• Written exercise
How many lines of the records below contain the string "stoch"? Reply with the number alone.

• Task data
* BEGIN *

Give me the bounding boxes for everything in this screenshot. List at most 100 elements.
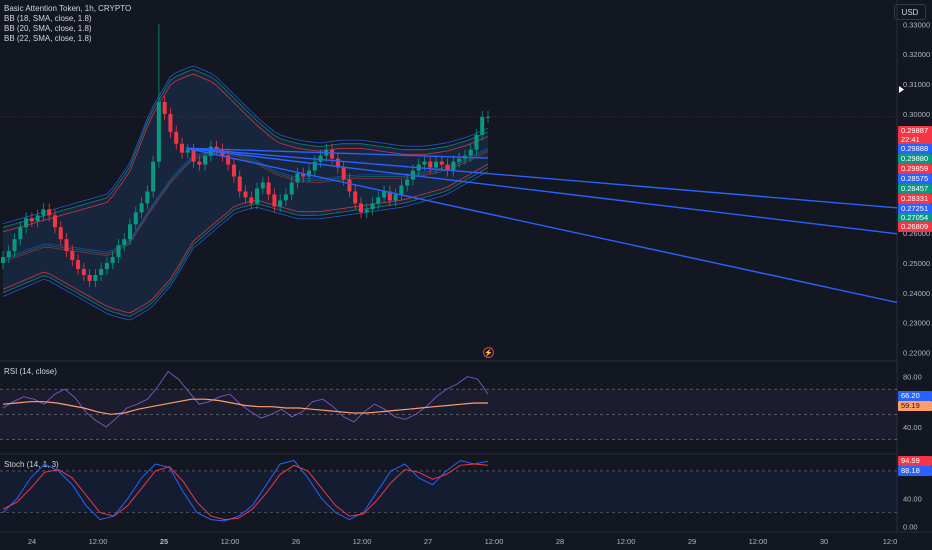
stoch-band-fill [0,470,897,513]
candle-body [18,227,23,240]
lightning-icon[interactable]: ⚡ [483,347,494,358]
bb-lower-line [2,167,489,317]
candle-body [12,239,17,252]
candle-body [64,239,69,252]
price-scale-arrow-icon [899,86,904,93]
candle-body [58,227,63,240]
candle-body [52,215,57,228]
rsi-value-tag: 59.19 [898,401,932,411]
time-tick-label: 25 [160,537,168,546]
price-tag: 0.28575 [898,174,932,184]
price-tick-label: 0.25000 [903,259,930,268]
candle-body [168,113,173,132]
bb3-legend[interactable]: BB (22, SMA, close, 1.8) [4,34,92,43]
price-tick-label: 0.31000 [903,80,930,89]
candle-body [376,197,381,204]
rsi-rsi-line [2,370,489,428]
candle-body [203,155,208,165]
candle-body [122,239,127,246]
candle-body [393,194,398,201]
candle-body [306,170,312,177]
candle-body [318,155,323,162]
candle-body [439,161,444,165]
candle-body [480,116,485,135]
candle-body [335,158,340,168]
candle-body [93,274,98,281]
candle-body [445,164,450,171]
rsi-tick-label: 80.00 [903,373,922,382]
time-tick-label: 12:00 [617,537,636,546]
candle-body [41,209,46,216]
candle-body [272,194,277,207]
price-tag: 0.29887 [898,126,932,136]
trendline [185,147,898,304]
candle-body [370,203,375,210]
bb2-legend[interactable]: BB (20, SMA, close, 1.8) [4,24,92,33]
candle-body [145,191,150,204]
candle-body [87,274,92,281]
bb-upper-line [2,65,489,225]
candle-body [6,251,11,258]
rsi-value-tag: 66.20 [898,391,932,401]
candle-body [81,269,86,275]
rsi-title[interactable]: RSI (14, close) [4,367,57,376]
currency-button[interactable]: USD [894,4,926,20]
price-tick-label: 0.33000 [903,20,930,29]
candle-body [70,251,75,261]
price-tick-label: 0.23000 [903,319,930,328]
candle-body [434,161,439,168]
candle-body [128,224,133,240]
candle-body [133,212,138,225]
candle-body [485,116,491,118]
stoch-tick-label: 0.00 [903,523,918,532]
candle-body [266,182,271,195]
candle-body [358,203,363,213]
stoch-tick-label: 40.00 [903,495,922,504]
stoch-title[interactable]: Stoch (14, 1, 3) [4,460,59,469]
candle-body [151,161,156,192]
candle-body [197,161,202,165]
candle-body [278,200,283,207]
stoch-d-line [2,463,489,521]
time-tick-label: 12:00 [749,537,768,546]
candle-body [237,176,242,192]
candle-body [301,173,306,177]
price-tag: 0.27054 [898,213,932,223]
trendline [185,147,489,159]
bb1-legend[interactable]: BB (18, SMA, close, 1.8) [4,14,92,23]
price-tick-label: 0.30000 [903,110,930,119]
time-tick-label: 12:00 [89,537,108,546]
candle-body [99,269,104,275]
candle-body [179,143,185,153]
price-tick-label: 0.32000 [903,50,930,59]
price-tag: 0.27251 [898,204,932,214]
candle-body [29,218,34,222]
candle-body [249,197,254,204]
candle-body [116,245,121,258]
rsi-band-fill [0,389,897,440]
candle-body [428,161,433,168]
price-tick-label: 0.22000 [903,349,930,358]
price-tag: 0.29859 [898,164,932,174]
time-tick-label: 27 [424,537,432,546]
price-tag: 0.26809 [898,222,932,232]
trendline [185,147,898,235]
stoch-value-tag: 88.18 [898,466,932,476]
candle-body [162,101,167,114]
candle-body [260,182,265,189]
candle-body [139,203,144,213]
candle-body [35,215,40,222]
candle-body [289,182,294,195]
candle-body [382,191,387,198]
candle-body [214,146,219,150]
candle-body [330,149,335,159]
price-tick-label: 0.24000 [903,289,930,298]
candle-body [243,191,248,198]
time-tick-label: 12:0 [883,537,898,546]
candle-body [231,164,236,177]
candle-body [255,188,260,204]
candle-body [468,149,473,156]
stoch-value-tag: 94.59 [898,456,932,466]
candle-body [474,134,479,150]
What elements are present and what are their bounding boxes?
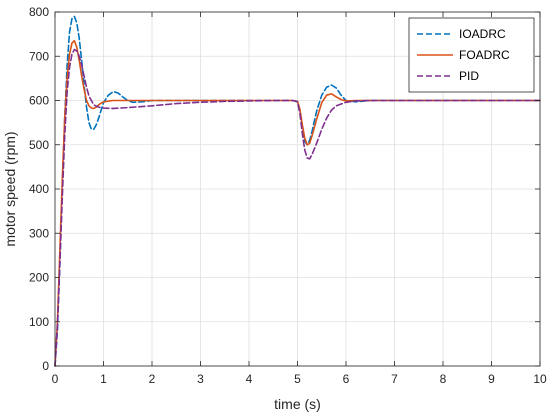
x-tick-label: 3: [197, 372, 204, 386]
x-tick-label: 8: [440, 372, 447, 386]
x-tick-label: 9: [488, 372, 495, 386]
x-tick-label: 1: [100, 372, 107, 386]
series-line-foadrc: [54, 39, 541, 367]
y-tick-label: 200: [29, 271, 49, 285]
y-tick-label: 500: [29, 138, 49, 152]
x-tick-label: 2: [149, 372, 156, 386]
x-axis-label: time (s): [274, 396, 321, 412]
y-tick-label: 600: [29, 94, 49, 108]
y-tick-label: 700: [29, 49, 49, 63]
y-tick-label: 300: [29, 226, 49, 240]
y-tick-label: 100: [29, 315, 49, 329]
x-tick-labels: 0 1 2 3 4 5 6 7 8 9 10: [52, 372, 547, 386]
x-tick-label: 4: [246, 372, 253, 386]
legend: IOADRC FOADRC PID: [408, 17, 535, 93]
x-tick-label: 6: [343, 372, 350, 386]
tick-marks: [54, 11, 541, 367]
series-layer: [54, 15, 541, 367]
legend-entry: PID: [459, 69, 479, 83]
y-tick-label: 0: [42, 359, 49, 373]
x-tick-label: 10: [533, 372, 547, 386]
x-tick-label: 0: [52, 372, 59, 386]
y-tick-label: 400: [29, 182, 49, 196]
y-tick-label: 800: [29, 5, 49, 19]
y-tick-labels: 0 100 200 300 400 500 600 700 800: [29, 5, 49, 373]
x-tick-label: 5: [294, 372, 301, 386]
y-axis-label: motor speed (rpm): [2, 131, 18, 246]
legend-entry: FOADRC: [459, 48, 510, 62]
legend-entry: IOADRC: [459, 27, 506, 41]
x-tick-label: 7: [391, 372, 398, 386]
series-line-pid: [54, 48, 541, 367]
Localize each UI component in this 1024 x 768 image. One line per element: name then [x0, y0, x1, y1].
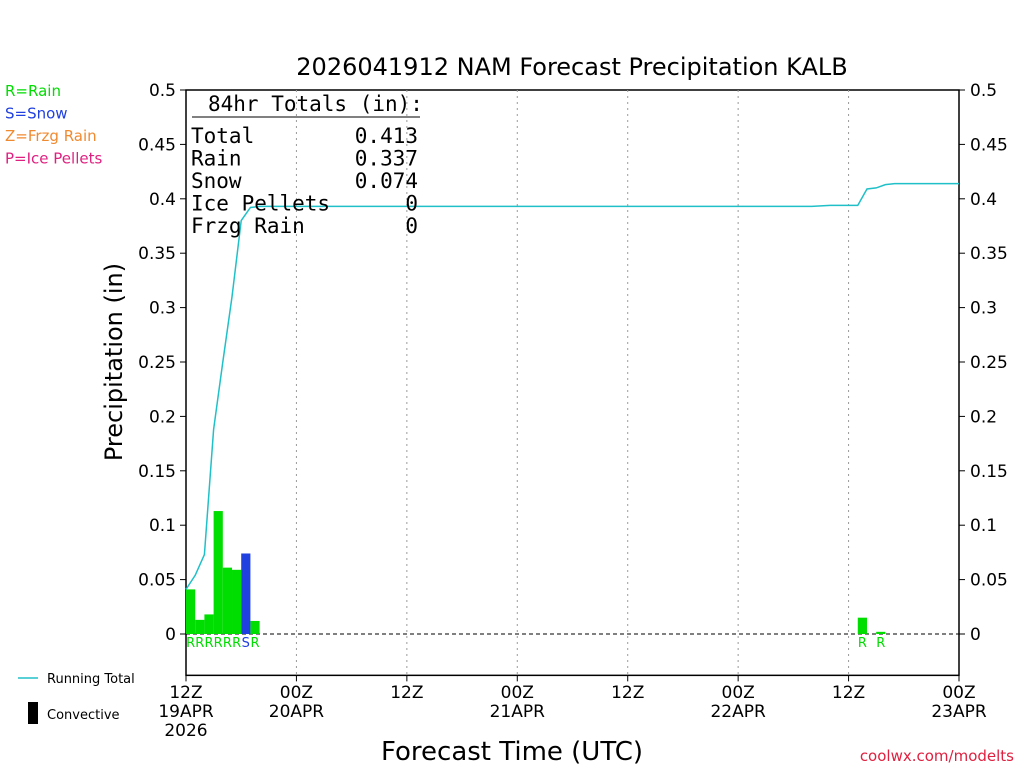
y-tick-label-right: 0.2: [970, 407, 997, 427]
totals-row-value: 0: [405, 192, 418, 216]
x-tick-label: 23APR: [931, 702, 987, 722]
precip-type-label-7: R: [250, 636, 259, 651]
precip-bar-7: [250, 620, 260, 634]
y-tick-label-left: 0.15: [138, 462, 176, 482]
x-tick-label: 20APR: [269, 702, 325, 722]
chart-title: 2026041912 NAM Forecast Precipitation KA…: [296, 53, 847, 81]
totals-row-label: Rain: [191, 147, 242, 171]
precip-bars: [186, 511, 886, 634]
precip-type-label-1: R: [195, 636, 204, 651]
x-tick-label: 2026: [164, 721, 207, 741]
grid-lines: [295, 90, 850, 676]
legend-entry-0: R=Rain: [5, 82, 61, 100]
legend-entry-3: P=Ice Pellets: [5, 150, 102, 168]
y-tick-label-left: 0.5: [149, 81, 176, 101]
y-tick-label-right: 0.25: [970, 353, 1008, 373]
y-tick-label-right: 0.4: [970, 190, 997, 210]
precip-type-label-6: S: [242, 636, 250, 651]
y-axis-left: 0 0.05 0.1 0.15 0.2 0.25 0.3 0.35 0.4 0.45 0.5: [138, 81, 186, 645]
precip-bar-6: [241, 553, 251, 634]
y-tick-label-right: 0: [970, 625, 981, 645]
totals-row-value: 0: [405, 214, 418, 238]
y-tick-label-right: 0.5: [970, 81, 997, 101]
running-total-line: [185, 182, 959, 590]
x-tick-label: 12Z: [169, 683, 202, 703]
x-tick-label: 00Z: [722, 683, 755, 703]
y-tick-label-right: 0.05: [970, 571, 1008, 591]
totals-row-label: Snow: [191, 169, 242, 193]
precip-bar-1: [195, 619, 205, 634]
precip-type-label-2: R: [204, 636, 213, 651]
y-tick-label-right: 0.15: [970, 462, 1008, 482]
totals-row-value: 0.413: [355, 124, 418, 148]
precip-type-legend: R=Rain S=Snow Z=Frzg Rain P=Ice Pellets: [5, 82, 102, 168]
precip-type-label-8: R: [858, 636, 867, 651]
x-tick-label: 12Z: [832, 683, 865, 703]
totals-row-value: 0.337: [355, 147, 418, 171]
key-swatch-convective: [28, 702, 38, 724]
y-tick-label-right: 0.35: [970, 244, 1008, 264]
precip-type-label-0: R: [186, 636, 195, 651]
precip-type-label-3: R: [214, 636, 223, 651]
precip-bar-9: [876, 631, 886, 634]
legend-entry-1: S=Snow: [5, 105, 68, 123]
credit-text: coolwx.com/modelts: [860, 747, 1014, 765]
precip-bar-5: [232, 569, 242, 634]
precip-bar-3: [213, 511, 223, 634]
key-label-0: Running Total: [47, 672, 135, 687]
x-tick-label: 00Z: [280, 683, 313, 703]
x-tick-label: 22APR: [710, 702, 766, 722]
y-tick-label-left: 0.05: [138, 571, 176, 591]
y-tick-label-left: 0.3: [149, 299, 176, 319]
plot-frame: [185, 89, 960, 677]
precip-type-label-5: R: [232, 636, 241, 651]
totals-row-label: Frzg Rain: [191, 214, 305, 238]
x-tick-label: 00Z: [942, 683, 975, 703]
y-tick-label-right: 0.3: [970, 299, 997, 319]
totals-row-label: Total: [191, 124, 254, 148]
precip-bar-0: [186, 589, 196, 634]
precip-bar-2: [204, 614, 214, 634]
y-axis-right: 0 0.05 0.1 0.15 0.2 0.25 0.3 0.35 0.4 0.45 0.5: [959, 81, 1008, 645]
y-tick-label-left: 0: [165, 625, 176, 645]
x-tick-label: 21APR: [490, 702, 546, 722]
x-tick-label: 12Z: [611, 683, 644, 703]
y-tick-label-left: 0.1: [149, 516, 176, 536]
precip-type-label-9: R: [876, 636, 885, 651]
y-tick-label-left: 0.4: [149, 190, 176, 210]
key-label-1: Convective: [47, 708, 120, 723]
y-tick-label-left: 0.35: [138, 244, 176, 264]
x-tick-label: 19APR: [158, 702, 214, 722]
precip-bar-4: [222, 567, 233, 634]
precip-type-label-4: R: [223, 636, 232, 651]
y-axis-label: Precipitation (in): [100, 263, 128, 461]
x-tick-label: 00Z: [501, 683, 534, 703]
series-key: Running Total Convective: [18, 672, 135, 724]
x-tick-label: 12Z: [390, 683, 423, 703]
y-tick-label-right: 0.1: [970, 516, 997, 536]
y-tick-label-left: 0.45: [138, 135, 176, 155]
totals-box: 84hr Totals (in): Total 0.413 Rain 0.337 Snow…: [191, 92, 423, 238]
y-tick-label-left: 0.2: [149, 407, 176, 427]
legend-entry-2: Z=Frzg Rain: [5, 127, 97, 145]
totals-row-value: 0.074: [355, 169, 418, 193]
totals-heading: 84hr Totals (in):: [208, 92, 423, 116]
x-axis-label: Forecast Time (UTC): [381, 737, 643, 767]
y-tick-label-right: 0.45: [970, 135, 1008, 155]
precip-bar-8: [857, 617, 867, 634]
y-tick-label-left: 0.25: [138, 353, 176, 373]
totals-row-label: Ice Pellets: [191, 192, 330, 216]
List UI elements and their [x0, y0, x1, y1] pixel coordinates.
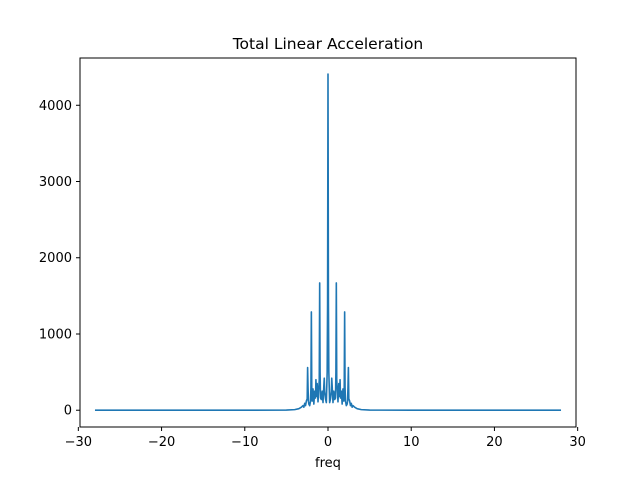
y-tick-label: 1000: [39, 327, 72, 342]
x-tick-label: −30: [65, 435, 92, 450]
chart-title: Total Linear Acceleration: [232, 35, 424, 53]
x-tick-label: 0: [324, 435, 332, 450]
x-axis-label: freq: [315, 456, 341, 471]
x-tick-label: −10: [231, 435, 258, 450]
y-tick-label: 4000: [39, 99, 72, 114]
series-line-0: [94, 73, 562, 412]
y-axis: 0 1000 2000 3000 4000: [39, 99, 80, 419]
y-tick-label: 2000: [39, 251, 72, 266]
x-tick-label: 10: [403, 435, 420, 450]
plot-area: [94, 73, 562, 412]
x-tick-label: −20: [148, 435, 175, 450]
x-axis: −30 −20 −10 0 10 20 30: [65, 427, 586, 450]
x-tick-label: 30: [569, 435, 586, 450]
y-tick-label: 3000: [39, 175, 72, 190]
x-tick-label: 20: [486, 435, 503, 450]
y-tick-label: 0: [64, 404, 72, 419]
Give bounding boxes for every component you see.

* END *

• Task result
7